TEXTE FOURNI –
►
Un essai sur la question fondamentale de toutes les sciences, une interrogation sur la métaphysique du réel, et une analyse du potentiel philosophique de toute architecture : c’est à retrouver dans les pages du « Livres » de Sciences Humaines (n° 322, février 2020)

Pourquoi ? Une question pour découvrir le monde, Philippe Huneman, Autrement, 2020, 368 p., 19,90 €

C’est peut-être la question la plus fondamentale de toutes. Nous la posons cent fois par jour, elle est au cœur des sciences et des techniques, et hante nos soucis pratiques comme métaphysiques. Et le plus beau, c’est qu’elle tient en un seul mot : « pourquoi ? » Pourquoi la vie, le monde, la pluie et le beau temps ? Pourquoi ce collègue est-il grognon ? Pourquoi l’espace-temps a-t-il vibré quand deux trous noirs ont fusionné ? Cette interrogation ouvre sur des réponses très différentes, avertit le philosophe des sciences Philippe Huneman. On cherchera tantôt la cause d’un effet, tantôt une raison pouvant justifier une croyance, tantôt une intention justifiant un comportement… Or cette pluralité de sens a-t-elle un référent commun ? Est-ce une homonymie trompeuse, ou y a-t-il un fondement commun à toutes ces questions ?
◄
ITEMS DU CORPUS –
►
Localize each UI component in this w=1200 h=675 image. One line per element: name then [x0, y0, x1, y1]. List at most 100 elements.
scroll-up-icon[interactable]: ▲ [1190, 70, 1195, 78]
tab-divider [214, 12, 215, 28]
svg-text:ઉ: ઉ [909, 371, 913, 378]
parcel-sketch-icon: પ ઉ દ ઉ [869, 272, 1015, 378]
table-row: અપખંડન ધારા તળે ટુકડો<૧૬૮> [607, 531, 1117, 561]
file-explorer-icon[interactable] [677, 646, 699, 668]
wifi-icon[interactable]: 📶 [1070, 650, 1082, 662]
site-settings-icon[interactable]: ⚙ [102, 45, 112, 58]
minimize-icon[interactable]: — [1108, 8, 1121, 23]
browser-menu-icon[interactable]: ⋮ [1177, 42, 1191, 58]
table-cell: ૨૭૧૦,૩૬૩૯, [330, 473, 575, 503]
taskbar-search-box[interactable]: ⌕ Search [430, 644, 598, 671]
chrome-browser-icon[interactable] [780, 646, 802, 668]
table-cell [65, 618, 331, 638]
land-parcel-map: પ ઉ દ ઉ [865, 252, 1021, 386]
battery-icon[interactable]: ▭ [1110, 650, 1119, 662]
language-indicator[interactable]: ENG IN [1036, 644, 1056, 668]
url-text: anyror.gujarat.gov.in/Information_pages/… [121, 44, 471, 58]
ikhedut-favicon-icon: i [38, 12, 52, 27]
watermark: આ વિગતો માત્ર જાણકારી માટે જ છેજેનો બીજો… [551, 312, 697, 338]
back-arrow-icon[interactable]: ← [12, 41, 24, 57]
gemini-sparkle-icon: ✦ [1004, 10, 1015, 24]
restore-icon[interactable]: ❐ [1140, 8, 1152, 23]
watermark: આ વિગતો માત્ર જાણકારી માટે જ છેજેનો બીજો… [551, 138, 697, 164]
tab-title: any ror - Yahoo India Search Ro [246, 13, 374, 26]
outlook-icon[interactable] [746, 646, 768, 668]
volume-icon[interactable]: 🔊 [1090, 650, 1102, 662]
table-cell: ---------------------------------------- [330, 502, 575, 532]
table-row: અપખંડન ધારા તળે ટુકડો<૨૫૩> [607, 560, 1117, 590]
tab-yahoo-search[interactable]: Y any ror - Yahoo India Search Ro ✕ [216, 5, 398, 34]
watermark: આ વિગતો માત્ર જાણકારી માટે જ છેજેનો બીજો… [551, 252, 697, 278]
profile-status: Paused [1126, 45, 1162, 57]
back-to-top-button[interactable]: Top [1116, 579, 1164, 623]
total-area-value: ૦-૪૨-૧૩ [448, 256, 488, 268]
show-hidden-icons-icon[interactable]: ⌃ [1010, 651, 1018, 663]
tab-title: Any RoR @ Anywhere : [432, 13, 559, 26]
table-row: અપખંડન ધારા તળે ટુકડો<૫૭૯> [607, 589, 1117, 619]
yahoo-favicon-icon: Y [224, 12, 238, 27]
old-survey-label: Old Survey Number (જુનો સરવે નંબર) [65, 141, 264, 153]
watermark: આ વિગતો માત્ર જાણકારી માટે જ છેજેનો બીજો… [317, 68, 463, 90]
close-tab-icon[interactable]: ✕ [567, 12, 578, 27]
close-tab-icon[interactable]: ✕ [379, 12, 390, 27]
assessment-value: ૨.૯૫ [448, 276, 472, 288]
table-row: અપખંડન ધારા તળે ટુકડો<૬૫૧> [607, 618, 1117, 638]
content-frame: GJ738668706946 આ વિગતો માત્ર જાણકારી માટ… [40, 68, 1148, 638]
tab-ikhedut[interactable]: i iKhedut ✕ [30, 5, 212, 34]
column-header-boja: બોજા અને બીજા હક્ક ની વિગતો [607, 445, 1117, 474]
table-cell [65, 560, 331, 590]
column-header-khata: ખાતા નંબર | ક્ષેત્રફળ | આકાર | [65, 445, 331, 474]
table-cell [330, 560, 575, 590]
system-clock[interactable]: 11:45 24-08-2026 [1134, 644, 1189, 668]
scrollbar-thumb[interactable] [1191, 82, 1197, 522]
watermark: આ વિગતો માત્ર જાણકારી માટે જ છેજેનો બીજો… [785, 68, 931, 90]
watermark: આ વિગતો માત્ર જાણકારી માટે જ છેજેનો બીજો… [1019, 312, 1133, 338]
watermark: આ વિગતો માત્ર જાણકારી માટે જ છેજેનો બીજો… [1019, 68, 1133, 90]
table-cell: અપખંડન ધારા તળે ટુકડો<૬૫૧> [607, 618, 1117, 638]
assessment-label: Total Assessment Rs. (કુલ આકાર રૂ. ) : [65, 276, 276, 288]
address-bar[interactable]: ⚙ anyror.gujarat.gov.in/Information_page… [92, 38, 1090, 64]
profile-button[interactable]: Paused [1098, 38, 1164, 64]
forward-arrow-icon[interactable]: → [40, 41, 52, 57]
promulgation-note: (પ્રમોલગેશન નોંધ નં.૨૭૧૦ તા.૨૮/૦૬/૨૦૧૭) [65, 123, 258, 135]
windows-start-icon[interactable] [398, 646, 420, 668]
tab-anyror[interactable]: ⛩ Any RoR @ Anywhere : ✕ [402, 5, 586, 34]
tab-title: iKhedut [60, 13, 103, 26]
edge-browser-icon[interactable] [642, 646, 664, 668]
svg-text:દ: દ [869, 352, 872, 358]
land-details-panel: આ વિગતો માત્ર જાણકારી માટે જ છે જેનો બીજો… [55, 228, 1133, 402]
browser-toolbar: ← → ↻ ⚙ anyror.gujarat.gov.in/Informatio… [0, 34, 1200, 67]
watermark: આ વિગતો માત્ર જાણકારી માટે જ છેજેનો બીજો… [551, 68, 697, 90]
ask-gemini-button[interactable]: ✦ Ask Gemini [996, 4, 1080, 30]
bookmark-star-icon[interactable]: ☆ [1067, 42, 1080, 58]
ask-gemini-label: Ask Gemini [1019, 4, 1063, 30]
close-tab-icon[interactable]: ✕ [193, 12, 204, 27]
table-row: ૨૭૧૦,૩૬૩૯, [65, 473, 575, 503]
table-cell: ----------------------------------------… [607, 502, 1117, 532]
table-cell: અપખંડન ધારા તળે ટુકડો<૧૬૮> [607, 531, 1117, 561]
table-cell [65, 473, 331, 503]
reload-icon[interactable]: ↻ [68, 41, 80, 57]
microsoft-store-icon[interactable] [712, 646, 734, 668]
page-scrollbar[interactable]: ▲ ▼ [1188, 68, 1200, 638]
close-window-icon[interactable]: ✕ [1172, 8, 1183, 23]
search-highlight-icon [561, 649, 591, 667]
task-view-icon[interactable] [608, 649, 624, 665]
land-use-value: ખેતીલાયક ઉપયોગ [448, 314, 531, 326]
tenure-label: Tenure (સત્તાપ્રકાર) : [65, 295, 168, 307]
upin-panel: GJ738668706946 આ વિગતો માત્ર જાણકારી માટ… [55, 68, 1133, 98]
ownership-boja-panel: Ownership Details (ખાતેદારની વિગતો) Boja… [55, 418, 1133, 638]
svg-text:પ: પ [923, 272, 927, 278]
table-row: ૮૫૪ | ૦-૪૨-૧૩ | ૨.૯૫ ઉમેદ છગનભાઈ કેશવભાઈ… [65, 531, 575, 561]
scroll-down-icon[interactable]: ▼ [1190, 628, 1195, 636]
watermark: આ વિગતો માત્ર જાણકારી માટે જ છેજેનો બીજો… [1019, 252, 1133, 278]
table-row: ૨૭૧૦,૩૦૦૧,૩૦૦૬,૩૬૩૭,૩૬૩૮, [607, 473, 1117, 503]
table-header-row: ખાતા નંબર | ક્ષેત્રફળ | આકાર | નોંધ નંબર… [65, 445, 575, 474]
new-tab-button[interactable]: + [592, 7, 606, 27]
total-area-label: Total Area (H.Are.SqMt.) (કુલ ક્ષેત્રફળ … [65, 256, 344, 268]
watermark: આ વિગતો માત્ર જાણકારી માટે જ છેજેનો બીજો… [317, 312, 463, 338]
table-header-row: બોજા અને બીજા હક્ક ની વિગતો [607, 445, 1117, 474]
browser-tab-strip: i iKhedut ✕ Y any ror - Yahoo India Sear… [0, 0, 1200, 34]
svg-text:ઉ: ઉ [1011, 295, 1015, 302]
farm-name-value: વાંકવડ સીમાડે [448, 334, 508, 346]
◄
CONSIGNE – Rédigez la suite du texte sur la question « pourquoi ? » en reprenant juste après sa dernière phrase. Les items n'ont aucun rapport avec le texte sur la question « pourquoi ? ».

RÉSULTAT –
Renouant avec un rationalisme classique, porté par Descartes, Spinoza, Leibniz ou, plus près de nous, David Lewis, P. Huneman envisage une certaine universalité du principe de raison : il n’est pas absurde d’imaginer que tous les « parce que » soient reliés, que toutes les explications puissent converger ; l’enchaînement des causes à leurs effets, celui des raisons à leurs conséquences pourraient être de même nature. Pour autant, à la suite de Kant, de Hume et des science studies, P. Huneman dénonce notre tendance à pousser la question « pourquoi ? » au-delà des limites du raisonnable. La recherche de sens n’est paradoxalement pas satisfaite par l’énumération de seules causes, et nous pousse à imaginer des explications totalisantes, idéalisées mais invérifiables ou absurdes…

Peut-on espérer atténuer notre insatisfaction ? Sur ce point, P. Huneman reconnaît que la science et la philosophie sont en grande partie impuissantes. Au final, toute proposition métaphysique ne pourrait être évaluée qu’en fonction de ses coûts et de ses bénéfices épistémiques, sans prétendre représenter une théorie unique et définitive de la causalité de toutes choses.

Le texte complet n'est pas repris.